### Task material ###

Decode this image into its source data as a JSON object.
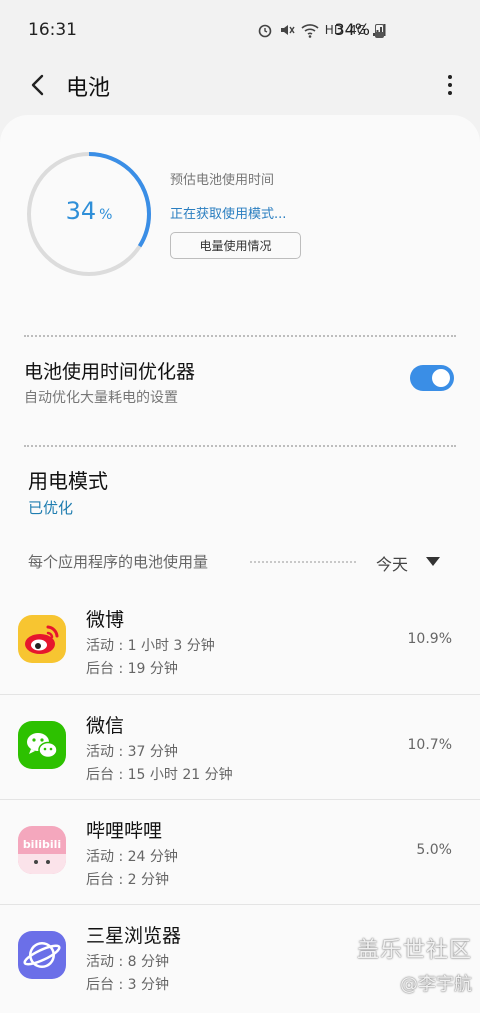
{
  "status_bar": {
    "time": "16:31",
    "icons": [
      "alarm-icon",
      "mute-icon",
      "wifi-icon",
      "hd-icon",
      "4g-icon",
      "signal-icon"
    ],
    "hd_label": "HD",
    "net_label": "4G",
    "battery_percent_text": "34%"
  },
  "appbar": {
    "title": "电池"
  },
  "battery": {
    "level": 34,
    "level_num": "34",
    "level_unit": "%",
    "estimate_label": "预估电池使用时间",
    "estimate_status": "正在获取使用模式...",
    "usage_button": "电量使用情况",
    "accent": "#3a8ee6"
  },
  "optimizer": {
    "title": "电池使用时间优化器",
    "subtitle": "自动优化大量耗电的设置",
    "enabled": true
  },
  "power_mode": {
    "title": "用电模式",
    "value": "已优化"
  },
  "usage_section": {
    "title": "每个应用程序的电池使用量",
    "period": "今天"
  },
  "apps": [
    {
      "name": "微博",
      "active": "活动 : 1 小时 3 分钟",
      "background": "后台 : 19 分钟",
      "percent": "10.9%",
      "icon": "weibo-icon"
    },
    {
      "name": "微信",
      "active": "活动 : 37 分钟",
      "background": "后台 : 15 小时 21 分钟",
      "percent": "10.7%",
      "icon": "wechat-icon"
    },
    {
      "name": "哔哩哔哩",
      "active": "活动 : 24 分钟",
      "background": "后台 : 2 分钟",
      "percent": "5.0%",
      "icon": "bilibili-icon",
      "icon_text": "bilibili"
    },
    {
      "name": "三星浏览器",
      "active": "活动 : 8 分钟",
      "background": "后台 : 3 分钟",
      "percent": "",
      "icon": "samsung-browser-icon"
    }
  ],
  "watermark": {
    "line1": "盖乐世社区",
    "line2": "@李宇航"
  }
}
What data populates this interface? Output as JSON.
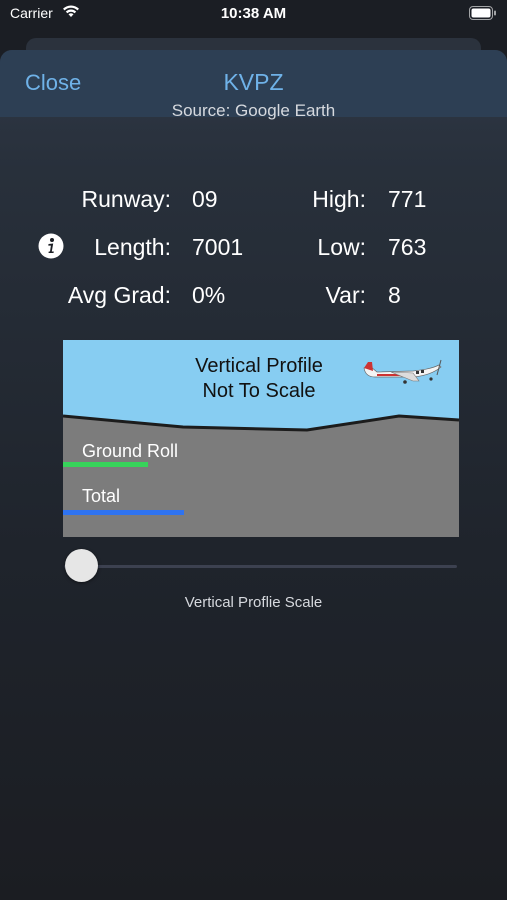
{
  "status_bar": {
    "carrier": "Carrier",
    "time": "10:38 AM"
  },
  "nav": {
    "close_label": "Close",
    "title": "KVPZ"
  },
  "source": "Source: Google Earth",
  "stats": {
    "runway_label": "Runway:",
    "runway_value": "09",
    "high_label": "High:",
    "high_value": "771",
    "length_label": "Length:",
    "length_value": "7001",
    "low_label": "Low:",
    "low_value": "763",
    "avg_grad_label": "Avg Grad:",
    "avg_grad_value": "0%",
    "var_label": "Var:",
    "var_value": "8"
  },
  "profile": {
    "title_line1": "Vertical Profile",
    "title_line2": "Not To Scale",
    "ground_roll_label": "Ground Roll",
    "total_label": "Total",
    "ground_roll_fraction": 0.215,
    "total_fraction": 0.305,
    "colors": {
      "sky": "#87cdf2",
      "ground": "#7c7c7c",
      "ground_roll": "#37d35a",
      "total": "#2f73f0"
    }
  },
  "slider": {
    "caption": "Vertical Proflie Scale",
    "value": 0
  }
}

###

*Work to do*:
Pull every line containing "source" out of the records.

*Complete output*:
Decode this image into its source data as a JSON object.
  "source": "Source: Google Earth",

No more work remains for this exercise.